**Records**
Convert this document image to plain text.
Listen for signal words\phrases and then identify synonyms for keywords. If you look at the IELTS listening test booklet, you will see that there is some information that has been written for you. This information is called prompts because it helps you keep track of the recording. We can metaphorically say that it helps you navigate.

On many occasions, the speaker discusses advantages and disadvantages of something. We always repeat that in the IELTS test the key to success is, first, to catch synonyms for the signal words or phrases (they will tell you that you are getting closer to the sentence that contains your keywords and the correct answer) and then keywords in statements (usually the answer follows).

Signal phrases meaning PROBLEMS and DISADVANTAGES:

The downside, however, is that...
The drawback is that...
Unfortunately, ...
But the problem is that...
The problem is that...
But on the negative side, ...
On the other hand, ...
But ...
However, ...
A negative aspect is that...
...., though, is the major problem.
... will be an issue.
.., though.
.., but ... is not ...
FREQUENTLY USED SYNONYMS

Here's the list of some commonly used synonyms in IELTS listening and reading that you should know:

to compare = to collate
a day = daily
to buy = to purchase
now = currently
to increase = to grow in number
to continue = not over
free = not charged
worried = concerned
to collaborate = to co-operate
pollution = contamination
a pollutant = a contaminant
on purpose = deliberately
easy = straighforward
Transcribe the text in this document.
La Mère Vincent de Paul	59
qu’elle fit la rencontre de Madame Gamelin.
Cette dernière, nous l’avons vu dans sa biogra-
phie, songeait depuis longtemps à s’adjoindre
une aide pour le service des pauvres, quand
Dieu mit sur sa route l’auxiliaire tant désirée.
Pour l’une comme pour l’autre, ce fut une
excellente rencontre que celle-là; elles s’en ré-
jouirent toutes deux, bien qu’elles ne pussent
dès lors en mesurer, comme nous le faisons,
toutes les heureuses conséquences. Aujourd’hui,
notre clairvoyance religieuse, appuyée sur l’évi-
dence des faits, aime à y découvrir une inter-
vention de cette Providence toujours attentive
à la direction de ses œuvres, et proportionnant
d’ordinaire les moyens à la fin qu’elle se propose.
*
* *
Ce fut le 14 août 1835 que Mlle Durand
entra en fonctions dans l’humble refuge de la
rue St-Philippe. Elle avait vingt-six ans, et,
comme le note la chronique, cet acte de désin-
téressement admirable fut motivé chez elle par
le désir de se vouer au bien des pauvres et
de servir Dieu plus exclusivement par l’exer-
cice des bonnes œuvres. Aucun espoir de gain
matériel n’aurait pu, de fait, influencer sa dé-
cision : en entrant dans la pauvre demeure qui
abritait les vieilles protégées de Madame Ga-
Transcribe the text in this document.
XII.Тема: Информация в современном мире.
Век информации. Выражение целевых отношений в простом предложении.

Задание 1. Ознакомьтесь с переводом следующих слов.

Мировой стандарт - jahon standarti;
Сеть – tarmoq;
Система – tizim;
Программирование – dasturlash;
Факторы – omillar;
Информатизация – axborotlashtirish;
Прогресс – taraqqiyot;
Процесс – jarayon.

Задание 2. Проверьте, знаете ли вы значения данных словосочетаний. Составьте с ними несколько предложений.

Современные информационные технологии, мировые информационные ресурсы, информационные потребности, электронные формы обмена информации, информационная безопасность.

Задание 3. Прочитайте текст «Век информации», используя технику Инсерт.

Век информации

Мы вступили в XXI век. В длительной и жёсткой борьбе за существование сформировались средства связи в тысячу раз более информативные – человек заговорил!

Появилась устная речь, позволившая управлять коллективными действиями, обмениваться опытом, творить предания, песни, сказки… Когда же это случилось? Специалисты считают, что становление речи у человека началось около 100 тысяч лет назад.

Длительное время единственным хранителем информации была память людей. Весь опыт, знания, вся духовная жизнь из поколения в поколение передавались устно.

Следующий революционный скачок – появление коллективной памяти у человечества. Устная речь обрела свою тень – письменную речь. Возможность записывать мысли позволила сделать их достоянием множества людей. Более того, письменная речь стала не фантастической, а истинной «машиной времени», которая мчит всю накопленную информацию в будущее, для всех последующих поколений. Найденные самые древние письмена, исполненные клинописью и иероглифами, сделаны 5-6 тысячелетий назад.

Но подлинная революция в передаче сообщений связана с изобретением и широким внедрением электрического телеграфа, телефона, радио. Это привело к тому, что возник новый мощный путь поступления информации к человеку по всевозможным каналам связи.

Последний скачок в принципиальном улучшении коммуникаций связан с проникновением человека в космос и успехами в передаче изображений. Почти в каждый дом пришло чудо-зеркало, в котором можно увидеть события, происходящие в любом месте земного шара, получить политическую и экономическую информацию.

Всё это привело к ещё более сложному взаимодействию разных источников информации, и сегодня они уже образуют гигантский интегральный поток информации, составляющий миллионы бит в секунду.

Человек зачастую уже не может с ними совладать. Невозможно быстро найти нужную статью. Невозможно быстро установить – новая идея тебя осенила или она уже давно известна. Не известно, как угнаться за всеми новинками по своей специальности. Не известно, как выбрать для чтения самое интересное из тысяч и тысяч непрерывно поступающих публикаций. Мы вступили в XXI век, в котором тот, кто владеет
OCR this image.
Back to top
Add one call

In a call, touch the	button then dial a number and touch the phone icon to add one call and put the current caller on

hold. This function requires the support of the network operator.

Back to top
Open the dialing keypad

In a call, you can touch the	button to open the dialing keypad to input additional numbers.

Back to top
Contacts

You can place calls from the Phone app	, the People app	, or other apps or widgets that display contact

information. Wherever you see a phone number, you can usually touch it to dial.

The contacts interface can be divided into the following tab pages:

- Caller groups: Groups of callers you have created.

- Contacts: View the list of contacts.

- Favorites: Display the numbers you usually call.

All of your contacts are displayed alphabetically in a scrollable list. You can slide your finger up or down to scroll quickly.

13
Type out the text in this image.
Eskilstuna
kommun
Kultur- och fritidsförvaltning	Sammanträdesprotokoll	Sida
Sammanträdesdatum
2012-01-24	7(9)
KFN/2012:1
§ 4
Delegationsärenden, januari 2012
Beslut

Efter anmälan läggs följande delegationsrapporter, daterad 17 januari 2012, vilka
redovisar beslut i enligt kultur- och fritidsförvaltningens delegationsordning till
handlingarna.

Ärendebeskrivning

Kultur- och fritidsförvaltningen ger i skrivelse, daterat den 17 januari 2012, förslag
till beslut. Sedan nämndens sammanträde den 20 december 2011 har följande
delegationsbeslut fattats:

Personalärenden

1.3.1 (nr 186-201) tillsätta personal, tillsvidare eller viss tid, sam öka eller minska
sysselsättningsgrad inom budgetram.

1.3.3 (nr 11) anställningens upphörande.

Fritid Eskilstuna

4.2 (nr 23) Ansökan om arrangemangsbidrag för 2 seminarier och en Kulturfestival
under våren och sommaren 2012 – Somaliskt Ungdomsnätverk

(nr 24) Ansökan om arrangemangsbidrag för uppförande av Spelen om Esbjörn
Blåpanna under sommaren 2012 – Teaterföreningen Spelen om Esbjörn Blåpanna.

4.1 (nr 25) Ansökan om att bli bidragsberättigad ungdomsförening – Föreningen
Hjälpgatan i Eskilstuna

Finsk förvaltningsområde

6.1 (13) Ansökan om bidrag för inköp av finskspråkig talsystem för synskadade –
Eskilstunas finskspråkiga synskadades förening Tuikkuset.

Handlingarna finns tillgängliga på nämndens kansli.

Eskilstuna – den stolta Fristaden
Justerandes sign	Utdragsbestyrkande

**Task directions**
Repeat every record, exactly as written.

**Expected answer**
Convert this document image to plain text.
Listen for signal words\phrases and then identify synonyms for keywords. If you look at the IELTS listening test booklet, you will see that there is some information that has been written for you. This information is called prompts because it helps you keep track of the recording. We can metaphorically say that it helps you navigate.

On many occasions, the speaker discusses advantages and disadvantages of something. We always repeat that in the IELTS test the key to success is, first, to catch synonyms for the signal words or phrases (they will tell you that you are getting closer to the sentence that contains your keywords and the correct answer) and then keywords in statements (usually the answer follows).

Signal phrases meaning PROBLEMS and DISADVANTAGES:

The downside, however, is that...
The drawback is that...
Unfortunately, ...
But the problem is that...
The problem is that...
But on the negative side, ...
On the other hand, ...
But ...
However, ...
A negative aspect is that...
...., though, is the major problem.
... will be an issue.
.., though.
.., but ... is not ...
FREQUENTLY USED SYNONYMS

Here's the list of some commonly used synonyms in IELTS listening and reading that you should know:

to compare = to collate
a day = daily
to buy = to purchase
now = currently
to increase = to grow in number
to continue = not over
free = not charged
worried = concerned
to collaborate = to co-operate
pollution = contamination
a pollutant = a contaminant
on purpose = deliberately
easy = straighforward
Transcribe the text in this document.
La Mère Vincent de Paul	59
qu’elle fit la rencontre de Madame Gamelin.
Cette dernière, nous l’avons vu dans sa biogra-
phie, songeait depuis longtemps à s’adjoindre
une aide pour le service des pauvres, quand
Dieu mit sur sa route l’auxiliaire tant désirée.
Pour l’une comme pour l’autre, ce fut une
excellente rencontre que celle-là; elles s’en ré-
jouirent toutes deux, bien qu’elles ne pussent
dès lors en mesurer, comme nous le faisons,
toutes les heureuses conséquences. Aujourd’hui,
notre clairvoyance religieuse, appuyée sur l’évi-
dence des faits, aime à y découvrir une inter-
vention de cette Providence toujours attentive
à la direction de ses œuvres, et proportionnant
d’ordinaire les moyens à la fin qu’elle se propose.
*
* *
Ce fut le 14 août 1835 que Mlle Durand
entra en fonctions dans l’humble refuge de la
rue St-Philippe. Elle avait vingt-six ans, et,
comme le note la chronique, cet acte de désin-
téressement admirable fut motivé chez elle par
le désir de se vouer au bien des pauvres et
de servir Dieu plus exclusivement par l’exer-
cice des bonnes œuvres. Aucun espoir de gain
matériel n’aurait pu, de fait, influencer sa dé-
cision : en entrant dans la pauvre demeure qui
abritait les vieilles protégées de Madame Ga-
Transcribe the text in this document.
XII.Тема: Информация в современном мире.
Век информации. Выражение целевых отношений в простом предложении.

Задание 1. Ознакомьтесь с переводом следующих слов.

Мировой стандарт - jahon standarti;
Сеть – tarmoq;
Система – tizim;
Программирование – dasturlash;
Факторы – omillar;
Информатизация – axborotlashtirish;
Прогресс – taraqqiyot;
Процесс – jarayon.

Задание 2. Проверьте, знаете ли вы значения данных словосочетаний. Составьте с ними несколько предложений.

Современные информационные технологии, мировые информационные ресурсы, информационные потребности, электронные формы обмена информации, информационная безопасность.

Задание 3. Прочитайте текст «Век информации», используя технику Инсерт.

Век информации

Мы вступили в XXI век. В длительной и жёсткой борьбе за существование сформировались средства связи в тысячу раз более информативные – человек заговорил!

Появилась устная речь, позволившая управлять коллективными действиями, обмениваться опытом, творить предания, песни, сказки… Когда же это случилось? Специалисты считают, что становление речи у человека началось около 100 тысяч лет назад.

Длительное время единственным хранителем информации была память людей. Весь опыт, знания, вся духовная жизнь из поколения в поколение передавались устно.

Следующий революционный скачок – появление коллективной памяти у человечества. Устная речь обрела свою тень – письменную речь. Возможность записывать мысли позволила сделать их достоянием множества людей. Более того, письменная речь стала не фантастической, а истинной «машиной времени», которая мчит всю накопленную информацию в будущее, для всех последующих поколений. Найденные самые древние письмена, исполненные клинописью и иероглифами, сделаны 5-6 тысячелетий назад.

Но подлинная революция в передаче сообщений связана с изобретением и широким внедрением электрического телеграфа, телефона, радио. Это привело к тому, что возник новый мощный путь поступления информации к человеку по всевозможным каналам связи.

Последний скачок в принципиальном улучшении коммуникаций связан с проникновением человека в космос и успехами в передаче изображений. Почти в каждый дом пришло чудо-зеркало, в котором можно увидеть события, происходящие в любом месте земного шара, получить политическую и экономическую информацию.

Всё это привело к ещё более сложному взаимодействию разных источников информации, и сегодня они уже образуют гигантский интегральный поток информации, составляющий миллионы бит в секунду.

Человек зачастую уже не может с ними совладать. Невозможно быстро найти нужную статью. Невозможно быстро установить – новая идея тебя осенила или она уже давно известна. Не известно, как угнаться за всеми новинками по своей специальности. Не известно, как выбрать для чтения самое интересное из тысяч и тысяч непрерывно поступающих публикаций. Мы вступили в XXI век, в котором тот, кто владеет
OCR this image.
Back to top
Add one call

In a call, touch the	button then dial a number and touch the phone icon to add one call and put the current caller on

hold. This function requires the support of the network operator.

Back to top
Open the dialing keypad

In a call, you can touch the	button to open the dialing keypad to input additional numbers.

Back to top
Contacts

You can place calls from the Phone app	, the People app	, or other apps or widgets that display contact

information. Wherever you see a phone number, you can usually touch it to dial.

The contacts interface can be divided into the following tab pages:

- Caller groups: Groups of callers you have created.

- Contacts: View the list of contacts.

- Favorites: Display the numbers you usually call.

All of your contacts are displayed alphabetically in a scrollable list. You can slide your finger up or down to scroll quickly.

13
Type out the text in this image.
Eskilstuna
kommun
Kultur- och fritidsförvaltning	Sammanträdesprotokoll	Sida
Sammanträdesdatum
2012-01-24	7(9)
KFN/2012:1
§ 4
Delegationsärenden, januari 2012
Beslut

Efter anmälan läggs följande delegationsrapporter, daterad 17 januari 2012, vilka
redovisar beslut i enligt kultur- och fritidsförvaltningens delegationsordning till
handlingarna.

Ärendebeskrivning

Kultur- och fritidsförvaltningen ger i skrivelse, daterat den 17 januari 2012, förslag
till beslut. Sedan nämndens sammanträde den 20 december 2011 har följande
delegationsbeslut fattats:

Personalärenden

1.3.1 (nr 186-201) tillsätta personal, tillsvidare eller viss tid, sam öka eller minska
sysselsättningsgrad inom budgetram.

1.3.3 (nr 11) anställningens upphörande.

Fritid Eskilstuna

4.2 (nr 23) Ansökan om arrangemangsbidrag för 2 seminarier och en Kulturfestival
under våren och sommaren 2012 – Somaliskt Ungdomsnätverk

(nr 24) Ansökan om arrangemangsbidrag för uppförande av Spelen om Esbjörn
Blåpanna under sommaren 2012 – Teaterföreningen Spelen om Esbjörn Blåpanna.

4.1 (nr 25) Ansökan om att bli bidragsberättigad ungdomsförening – Föreningen
Hjälpgatan i Eskilstuna

Finsk förvaltningsområde

6.1 (13) Ansökan om bidrag för inköp av finskspråkig talsystem för synskadade –
Eskilstunas finskspråkiga synskadades förening Tuikkuset.

Handlingarna finns tillgängliga på nämndens kansli.

Eskilstuna – den stolta Fristaden
Justerandes sign	Utdragsbestyrkande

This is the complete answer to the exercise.